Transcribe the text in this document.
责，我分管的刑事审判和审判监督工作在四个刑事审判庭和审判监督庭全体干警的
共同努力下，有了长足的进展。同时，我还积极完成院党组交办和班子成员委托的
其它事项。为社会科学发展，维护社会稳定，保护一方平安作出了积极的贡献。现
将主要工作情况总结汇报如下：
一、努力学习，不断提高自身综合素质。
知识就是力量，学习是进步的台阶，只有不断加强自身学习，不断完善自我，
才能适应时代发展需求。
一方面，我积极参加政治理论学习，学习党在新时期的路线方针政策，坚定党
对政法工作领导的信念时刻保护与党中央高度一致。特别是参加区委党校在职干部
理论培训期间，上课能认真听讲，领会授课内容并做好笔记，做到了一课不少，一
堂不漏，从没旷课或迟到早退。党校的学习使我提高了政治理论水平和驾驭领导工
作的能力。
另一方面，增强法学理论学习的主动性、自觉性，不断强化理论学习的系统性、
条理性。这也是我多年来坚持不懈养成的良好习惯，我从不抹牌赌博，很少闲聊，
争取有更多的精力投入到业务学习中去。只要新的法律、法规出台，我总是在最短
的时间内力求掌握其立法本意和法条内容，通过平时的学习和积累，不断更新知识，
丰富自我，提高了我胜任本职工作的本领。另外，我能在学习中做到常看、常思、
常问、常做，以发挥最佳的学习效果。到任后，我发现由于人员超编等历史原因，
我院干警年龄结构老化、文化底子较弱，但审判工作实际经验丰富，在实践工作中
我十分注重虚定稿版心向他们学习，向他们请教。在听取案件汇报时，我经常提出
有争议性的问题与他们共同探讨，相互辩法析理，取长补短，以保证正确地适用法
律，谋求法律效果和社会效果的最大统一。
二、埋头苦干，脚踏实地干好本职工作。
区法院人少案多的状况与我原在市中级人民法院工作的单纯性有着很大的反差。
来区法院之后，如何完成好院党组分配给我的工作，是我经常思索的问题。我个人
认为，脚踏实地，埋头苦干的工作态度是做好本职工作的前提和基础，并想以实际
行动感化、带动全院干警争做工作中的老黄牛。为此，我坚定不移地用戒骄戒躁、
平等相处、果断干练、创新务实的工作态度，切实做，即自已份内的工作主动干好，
▬▬▬
▸ **Task instructions**
Retype every record above exactly as it appears.

▸ **Correct result**
Transcribe the text in this document.
责，我分管的刑事审判和审判监督工作在四个刑事审判庭和审判监督庭全体干警的
共同努力下，有了长足的进展。同时，我还积极完成院党组交办和班子成员委托的
其它事项。为社会科学发展，维护社会稳定，保护一方平安作出了积极的贡献。现
将主要工作情况总结汇报如下：
一、努力学习，不断提高自身综合素质。
知识就是力量，学习是进步的台阶，只有不断加强自身学习，不断完善自我，
才能适应时代发展需求。
一方面，我积极参加政治理论学习，学习党在新时期的路线方针政策，坚定党
对政法工作领导的信念时刻保护与党中央高度一致。特别是参加区委党校在职干部
理论培训期间，上课能认真听讲，领会授课内容并做好笔记，做到了一课不少，一
堂不漏，从没旷课或迟到早退。党校的学习使我提高了政治理论水平和驾驭领导工
作的能力。
另一方面，增强法学理论学习的主动性、自觉性，不断强化理论学习的系统性、
条理性。这也是我多年来坚持不懈养成的良好习惯，我从不抹牌赌博，很少闲聊，
争取有更多的精力投入到业务学习中去。只要新的法律、法规出台，我总是在最短
的时间内力求掌握其立法本意和法条内容，通过平时的学习和积累，不断更新知识，
丰富自我，提高了我胜任本职工作的本领。另外，我能在学习中做到常看、常思、
常问、常做，以发挥最佳的学习效果。到任后，我发现由于人员超编等历史原因，
我院干警年龄结构老化、文化底子较弱，但审判工作实际经验丰富，在实践工作中
我十分注重虚定稿版心向他们学习，向他们请教。在听取案件汇报时，我经常提出
有争议性的问题与他们共同探讨，相互辩法析理，取长补短，以保证正确地适用法
律，谋求法律效果和社会效果的最大统一。
二、埋头苦干，脚踏实地干好本职工作。
区法院人少案多的状况与我原在市中级人民法院工作的单纯性有着很大的反差。
来区法院之后，如何完成好院党组分配给我的工作，是我经常思索的问题。我个人
认为，脚踏实地，埋头苦干的工作态度是做好本职工作的前提和基础，并想以实际
行动感化、带动全院干警争做工作中的老黄牛。为此，我坚定不移地用戒骄戒躁、
平等相处、果断干练、创新务实的工作态度，切实做，即自已份内的工作主动干好，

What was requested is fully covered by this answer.